Editore Ulrico Hoepli, Milano. Microscopi 2016

pp.129, Euro 12.90

Da tempo, nei più avanzati centri di ricerca tecnologica di tutto il mondo, si stanno progettando e realizzando robot specializzati a svolgere funzioni diversificate: possono avere un aspetto umano o presentarsi in forme differenti, essere più o meno gradevoli alla vista ma, indipendentemente dal loro aspetto esteriore, devono saper sostenere l’essere umano nelle sue tradizionali attività, comprese quelle troppo faticose o difficili.

Se nelle prime industrie che li hanno utilizzati si trattava di bracci meccanici capaci di sollevare pesi o di eseguire lavori ripetitivi, ora si stanno studiando robot collaborativi, o cobot che non sostituiscono gli individui ma li aiutano nel loro lavoro. Molti non sono nemmeno più fatti di metallo, pesanti e rigidi, ma di plastica, rivestiti di pelle sensibile, capaci, con i loro sensori, di interpretare non solo le richieste ma anche le espressioni facciali dei loro conviventi umani. I modelli sono studiati in funzione delle abilità richieste: quelli che dovranno svolgere lavori domestici dovranno saper girare per casa senza fare danni, quelli con funzione di “badante” per anziani dovranno avere la delicatezza e la forza per sostenerli.

********************

■ Completa quanto segue
1 - Come si traduce in inglese questa frase del brano: «Molti non sono nemmeno più fatti di metallo, pesanti e rigidi, ma di plastica, rivestiti di pelle sensibile, capaci, con i loro sensori, di interpretare non solo le richieste ma anche le espressioni facciali dei loro conviventi umani.»?
2 - Riporta senza alcuna modifica il tratto del brano che comincia con «Da tempo, nei» e termina con «faticose o difficili.».
3 - Nel brano, con quale nome vengono indicati i robot collaborativi che non sostituiscono gli individui ma li aiutano nel loro lavoro?
Per rispondere serve soltanto il brano, senza altre fonti.

********************

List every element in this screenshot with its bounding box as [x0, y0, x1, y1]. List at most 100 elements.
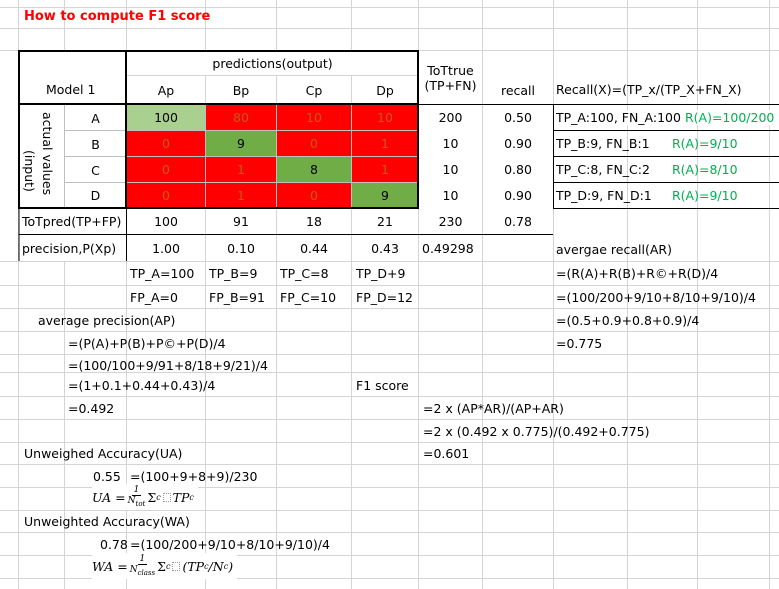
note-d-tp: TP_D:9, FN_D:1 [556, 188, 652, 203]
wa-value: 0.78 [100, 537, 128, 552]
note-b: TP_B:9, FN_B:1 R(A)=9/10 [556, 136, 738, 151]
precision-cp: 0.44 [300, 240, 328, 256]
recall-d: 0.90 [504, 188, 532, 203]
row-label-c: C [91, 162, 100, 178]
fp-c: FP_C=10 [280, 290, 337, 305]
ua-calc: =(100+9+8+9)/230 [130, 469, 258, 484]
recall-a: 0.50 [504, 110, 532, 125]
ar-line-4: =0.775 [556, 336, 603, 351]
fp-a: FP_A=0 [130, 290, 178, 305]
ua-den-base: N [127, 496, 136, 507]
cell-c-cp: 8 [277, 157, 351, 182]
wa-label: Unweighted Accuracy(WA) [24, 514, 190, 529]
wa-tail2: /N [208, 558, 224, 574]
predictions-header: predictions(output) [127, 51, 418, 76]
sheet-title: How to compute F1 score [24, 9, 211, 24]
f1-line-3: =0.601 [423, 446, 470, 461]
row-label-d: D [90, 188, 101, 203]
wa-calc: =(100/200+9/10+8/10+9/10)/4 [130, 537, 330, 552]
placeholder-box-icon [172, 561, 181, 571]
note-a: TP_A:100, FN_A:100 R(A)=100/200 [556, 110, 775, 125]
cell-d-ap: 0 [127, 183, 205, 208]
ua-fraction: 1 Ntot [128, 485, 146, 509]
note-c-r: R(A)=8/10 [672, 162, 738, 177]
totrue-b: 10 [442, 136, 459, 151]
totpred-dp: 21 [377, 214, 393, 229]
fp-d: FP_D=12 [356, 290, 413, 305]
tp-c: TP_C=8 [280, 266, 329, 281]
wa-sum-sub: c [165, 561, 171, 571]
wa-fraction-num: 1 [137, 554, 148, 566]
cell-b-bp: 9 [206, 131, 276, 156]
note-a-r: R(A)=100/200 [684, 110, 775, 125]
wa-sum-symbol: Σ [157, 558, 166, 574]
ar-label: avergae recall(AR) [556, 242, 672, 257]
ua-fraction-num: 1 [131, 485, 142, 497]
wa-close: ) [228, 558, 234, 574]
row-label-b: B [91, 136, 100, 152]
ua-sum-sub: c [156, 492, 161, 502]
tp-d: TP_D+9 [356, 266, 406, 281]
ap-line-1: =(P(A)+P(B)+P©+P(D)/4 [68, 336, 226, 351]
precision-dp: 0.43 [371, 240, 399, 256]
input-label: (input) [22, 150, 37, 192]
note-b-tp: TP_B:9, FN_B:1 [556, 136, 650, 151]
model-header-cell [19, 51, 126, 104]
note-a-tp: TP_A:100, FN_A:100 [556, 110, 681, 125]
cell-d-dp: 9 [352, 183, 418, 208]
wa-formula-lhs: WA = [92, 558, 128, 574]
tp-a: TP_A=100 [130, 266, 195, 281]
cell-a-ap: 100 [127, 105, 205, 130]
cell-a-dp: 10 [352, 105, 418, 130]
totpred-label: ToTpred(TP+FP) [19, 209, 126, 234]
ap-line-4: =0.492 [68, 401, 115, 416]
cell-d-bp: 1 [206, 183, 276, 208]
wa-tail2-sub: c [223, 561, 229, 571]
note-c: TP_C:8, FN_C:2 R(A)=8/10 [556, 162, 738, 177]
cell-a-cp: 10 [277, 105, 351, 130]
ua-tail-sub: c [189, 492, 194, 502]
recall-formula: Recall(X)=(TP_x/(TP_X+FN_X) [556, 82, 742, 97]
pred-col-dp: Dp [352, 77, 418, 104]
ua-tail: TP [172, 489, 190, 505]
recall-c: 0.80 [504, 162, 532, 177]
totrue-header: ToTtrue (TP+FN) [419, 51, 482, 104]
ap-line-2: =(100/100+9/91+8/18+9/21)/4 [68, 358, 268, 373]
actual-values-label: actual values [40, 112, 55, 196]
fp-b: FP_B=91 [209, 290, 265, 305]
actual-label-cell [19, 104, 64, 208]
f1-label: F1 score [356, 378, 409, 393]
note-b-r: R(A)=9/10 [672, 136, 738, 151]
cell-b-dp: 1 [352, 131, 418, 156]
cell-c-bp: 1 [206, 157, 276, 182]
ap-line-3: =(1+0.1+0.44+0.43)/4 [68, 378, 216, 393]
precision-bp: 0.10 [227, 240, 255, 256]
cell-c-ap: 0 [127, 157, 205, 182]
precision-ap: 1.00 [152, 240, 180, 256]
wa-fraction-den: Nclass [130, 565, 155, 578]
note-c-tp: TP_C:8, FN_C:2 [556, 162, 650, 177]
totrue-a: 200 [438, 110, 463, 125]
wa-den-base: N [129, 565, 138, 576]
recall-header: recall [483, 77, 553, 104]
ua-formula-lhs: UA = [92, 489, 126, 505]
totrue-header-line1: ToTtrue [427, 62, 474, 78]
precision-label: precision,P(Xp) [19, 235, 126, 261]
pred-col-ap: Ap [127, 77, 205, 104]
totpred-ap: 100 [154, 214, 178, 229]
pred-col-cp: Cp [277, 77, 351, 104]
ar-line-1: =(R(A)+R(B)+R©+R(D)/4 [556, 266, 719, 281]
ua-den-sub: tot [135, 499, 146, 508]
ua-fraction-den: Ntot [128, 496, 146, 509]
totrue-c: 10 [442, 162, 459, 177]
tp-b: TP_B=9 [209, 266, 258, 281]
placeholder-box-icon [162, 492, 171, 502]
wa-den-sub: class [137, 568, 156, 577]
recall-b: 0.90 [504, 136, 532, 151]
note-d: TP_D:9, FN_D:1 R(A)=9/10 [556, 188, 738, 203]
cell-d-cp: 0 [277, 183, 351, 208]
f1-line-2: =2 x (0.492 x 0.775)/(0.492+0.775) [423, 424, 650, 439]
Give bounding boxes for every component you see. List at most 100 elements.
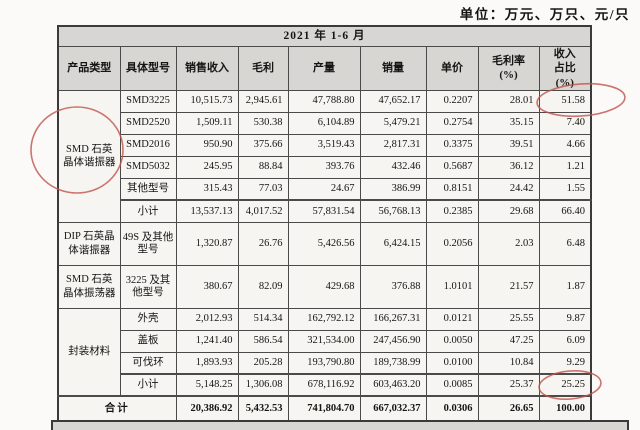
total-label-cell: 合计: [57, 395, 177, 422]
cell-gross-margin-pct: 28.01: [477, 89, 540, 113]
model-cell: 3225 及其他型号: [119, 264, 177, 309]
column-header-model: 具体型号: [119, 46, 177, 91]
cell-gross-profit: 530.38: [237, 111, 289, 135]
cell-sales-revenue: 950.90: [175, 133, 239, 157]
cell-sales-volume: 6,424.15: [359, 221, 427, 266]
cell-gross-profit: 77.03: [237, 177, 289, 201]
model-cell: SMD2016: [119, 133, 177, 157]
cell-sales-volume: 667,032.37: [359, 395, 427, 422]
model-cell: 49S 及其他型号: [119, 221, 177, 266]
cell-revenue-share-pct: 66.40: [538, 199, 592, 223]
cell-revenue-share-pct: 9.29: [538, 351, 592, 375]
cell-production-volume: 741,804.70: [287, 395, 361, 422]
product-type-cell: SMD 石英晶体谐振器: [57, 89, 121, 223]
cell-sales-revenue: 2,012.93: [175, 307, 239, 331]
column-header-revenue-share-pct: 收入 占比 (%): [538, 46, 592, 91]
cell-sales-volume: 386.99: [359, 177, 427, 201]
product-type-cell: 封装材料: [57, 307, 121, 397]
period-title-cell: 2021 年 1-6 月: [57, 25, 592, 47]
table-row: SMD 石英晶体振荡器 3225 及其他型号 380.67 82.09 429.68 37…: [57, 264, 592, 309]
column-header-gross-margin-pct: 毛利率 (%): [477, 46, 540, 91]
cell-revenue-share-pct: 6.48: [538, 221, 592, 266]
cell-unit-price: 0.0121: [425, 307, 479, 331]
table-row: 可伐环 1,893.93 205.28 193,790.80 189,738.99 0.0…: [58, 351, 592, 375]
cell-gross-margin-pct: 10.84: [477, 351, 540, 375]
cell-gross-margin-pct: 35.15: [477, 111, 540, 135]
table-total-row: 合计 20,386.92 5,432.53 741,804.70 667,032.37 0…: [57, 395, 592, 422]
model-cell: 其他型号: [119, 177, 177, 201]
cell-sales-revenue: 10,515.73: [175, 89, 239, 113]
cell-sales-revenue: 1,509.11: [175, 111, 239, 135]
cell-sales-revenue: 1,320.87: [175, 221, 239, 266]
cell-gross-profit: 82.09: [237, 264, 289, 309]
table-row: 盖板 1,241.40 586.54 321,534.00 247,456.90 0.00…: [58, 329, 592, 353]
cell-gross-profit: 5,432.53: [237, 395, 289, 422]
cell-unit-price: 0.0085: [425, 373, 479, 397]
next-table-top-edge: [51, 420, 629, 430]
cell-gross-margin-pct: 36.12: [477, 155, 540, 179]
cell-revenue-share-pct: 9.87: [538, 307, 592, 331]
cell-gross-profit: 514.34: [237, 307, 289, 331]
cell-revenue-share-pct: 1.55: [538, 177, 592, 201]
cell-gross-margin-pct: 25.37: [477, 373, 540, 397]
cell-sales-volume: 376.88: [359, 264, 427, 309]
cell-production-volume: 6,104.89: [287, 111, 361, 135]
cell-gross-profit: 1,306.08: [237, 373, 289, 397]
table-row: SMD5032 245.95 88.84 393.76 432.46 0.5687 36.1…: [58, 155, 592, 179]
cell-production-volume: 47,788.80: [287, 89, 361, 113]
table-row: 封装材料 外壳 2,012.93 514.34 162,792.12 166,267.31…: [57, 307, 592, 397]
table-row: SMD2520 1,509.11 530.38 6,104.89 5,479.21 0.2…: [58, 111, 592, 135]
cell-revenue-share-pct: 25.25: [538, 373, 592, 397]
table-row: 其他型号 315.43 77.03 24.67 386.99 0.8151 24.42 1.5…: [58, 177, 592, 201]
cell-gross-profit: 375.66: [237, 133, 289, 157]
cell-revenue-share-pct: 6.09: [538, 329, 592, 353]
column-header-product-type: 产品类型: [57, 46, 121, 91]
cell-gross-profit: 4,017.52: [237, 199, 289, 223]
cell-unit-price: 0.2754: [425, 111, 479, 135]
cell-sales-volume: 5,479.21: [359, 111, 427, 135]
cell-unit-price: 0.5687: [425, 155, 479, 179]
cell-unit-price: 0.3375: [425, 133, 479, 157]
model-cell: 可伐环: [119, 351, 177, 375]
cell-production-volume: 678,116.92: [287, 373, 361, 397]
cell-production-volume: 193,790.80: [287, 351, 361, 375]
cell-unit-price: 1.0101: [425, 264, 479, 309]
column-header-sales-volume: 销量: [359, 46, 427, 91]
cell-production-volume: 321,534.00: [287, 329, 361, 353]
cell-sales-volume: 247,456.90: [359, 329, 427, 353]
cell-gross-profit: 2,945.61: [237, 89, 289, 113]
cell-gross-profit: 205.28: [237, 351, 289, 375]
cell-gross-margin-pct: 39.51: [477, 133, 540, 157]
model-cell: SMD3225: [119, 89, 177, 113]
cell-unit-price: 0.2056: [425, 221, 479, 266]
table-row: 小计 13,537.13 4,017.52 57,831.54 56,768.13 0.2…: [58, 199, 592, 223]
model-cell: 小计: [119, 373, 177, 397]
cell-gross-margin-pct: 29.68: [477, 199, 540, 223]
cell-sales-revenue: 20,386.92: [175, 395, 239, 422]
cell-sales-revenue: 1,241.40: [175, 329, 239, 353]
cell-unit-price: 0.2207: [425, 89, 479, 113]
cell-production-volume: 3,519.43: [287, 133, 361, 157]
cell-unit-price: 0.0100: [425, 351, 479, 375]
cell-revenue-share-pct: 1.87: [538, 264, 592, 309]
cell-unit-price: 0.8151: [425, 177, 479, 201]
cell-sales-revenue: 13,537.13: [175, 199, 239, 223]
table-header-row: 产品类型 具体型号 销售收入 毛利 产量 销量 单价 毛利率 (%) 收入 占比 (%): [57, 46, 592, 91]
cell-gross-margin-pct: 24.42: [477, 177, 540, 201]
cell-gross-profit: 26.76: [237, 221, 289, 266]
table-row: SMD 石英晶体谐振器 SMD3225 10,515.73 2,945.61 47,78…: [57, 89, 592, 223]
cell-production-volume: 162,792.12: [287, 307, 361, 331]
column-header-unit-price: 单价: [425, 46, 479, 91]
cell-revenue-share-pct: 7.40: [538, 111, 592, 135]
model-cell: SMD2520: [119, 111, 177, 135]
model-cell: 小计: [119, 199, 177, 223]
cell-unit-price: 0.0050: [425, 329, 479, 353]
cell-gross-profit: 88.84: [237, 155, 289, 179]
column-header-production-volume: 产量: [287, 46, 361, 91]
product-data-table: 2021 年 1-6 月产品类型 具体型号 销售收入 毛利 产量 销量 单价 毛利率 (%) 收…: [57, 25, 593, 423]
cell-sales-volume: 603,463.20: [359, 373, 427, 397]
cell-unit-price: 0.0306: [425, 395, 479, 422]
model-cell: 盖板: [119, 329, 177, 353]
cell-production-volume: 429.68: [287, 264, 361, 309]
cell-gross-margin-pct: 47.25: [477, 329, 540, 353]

********************

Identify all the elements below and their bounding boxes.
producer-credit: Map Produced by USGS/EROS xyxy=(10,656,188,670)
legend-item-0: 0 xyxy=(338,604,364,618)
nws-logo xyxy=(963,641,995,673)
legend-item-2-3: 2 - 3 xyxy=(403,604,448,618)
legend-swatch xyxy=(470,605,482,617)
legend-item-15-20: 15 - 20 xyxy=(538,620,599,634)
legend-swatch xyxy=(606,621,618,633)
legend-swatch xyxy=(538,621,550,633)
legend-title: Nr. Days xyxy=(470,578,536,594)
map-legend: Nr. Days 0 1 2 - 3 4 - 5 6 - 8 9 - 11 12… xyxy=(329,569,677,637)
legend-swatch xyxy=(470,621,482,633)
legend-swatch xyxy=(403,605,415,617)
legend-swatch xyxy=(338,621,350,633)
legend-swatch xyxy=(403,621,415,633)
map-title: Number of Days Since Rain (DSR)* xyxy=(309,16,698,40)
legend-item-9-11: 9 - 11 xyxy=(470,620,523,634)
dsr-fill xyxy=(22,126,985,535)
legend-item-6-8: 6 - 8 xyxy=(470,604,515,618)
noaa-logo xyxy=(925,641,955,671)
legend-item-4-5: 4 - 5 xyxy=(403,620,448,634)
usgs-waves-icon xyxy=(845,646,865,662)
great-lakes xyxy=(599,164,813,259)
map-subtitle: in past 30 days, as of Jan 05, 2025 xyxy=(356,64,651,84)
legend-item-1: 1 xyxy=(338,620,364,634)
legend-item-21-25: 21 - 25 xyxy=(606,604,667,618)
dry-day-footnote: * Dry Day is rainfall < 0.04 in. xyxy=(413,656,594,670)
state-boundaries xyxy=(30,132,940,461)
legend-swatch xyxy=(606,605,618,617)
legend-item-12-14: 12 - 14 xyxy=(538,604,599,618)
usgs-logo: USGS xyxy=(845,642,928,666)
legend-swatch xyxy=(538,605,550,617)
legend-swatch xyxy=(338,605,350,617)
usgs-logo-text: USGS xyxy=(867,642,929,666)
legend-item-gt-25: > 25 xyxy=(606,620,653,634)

********************

■ Risposte attese
1 - Many are no longer even made of metal, heavy and rigid, but of plastic, covered in sensitive skin, able, with their sensors, to interpret not only requests but also the facial expressions of the humans they live with.

2 -
Da tempo, nei più avanzati centri di ricerca tecnologica di tutto il mondo, si stanno progettando e realizzando robot specializzati a svolgere funzioni diversificate: possono avere un aspetto umano o presentarsi in forme differenti, essere più o meno gradevoli alla vista ma, indipendentemente dal loro aspetto esteriore, devono saper sostenere l’essere umano nelle sue tradizionali attività, comprese quelle troppo faticose o difficili.

3 - Vengono chiamati cobot.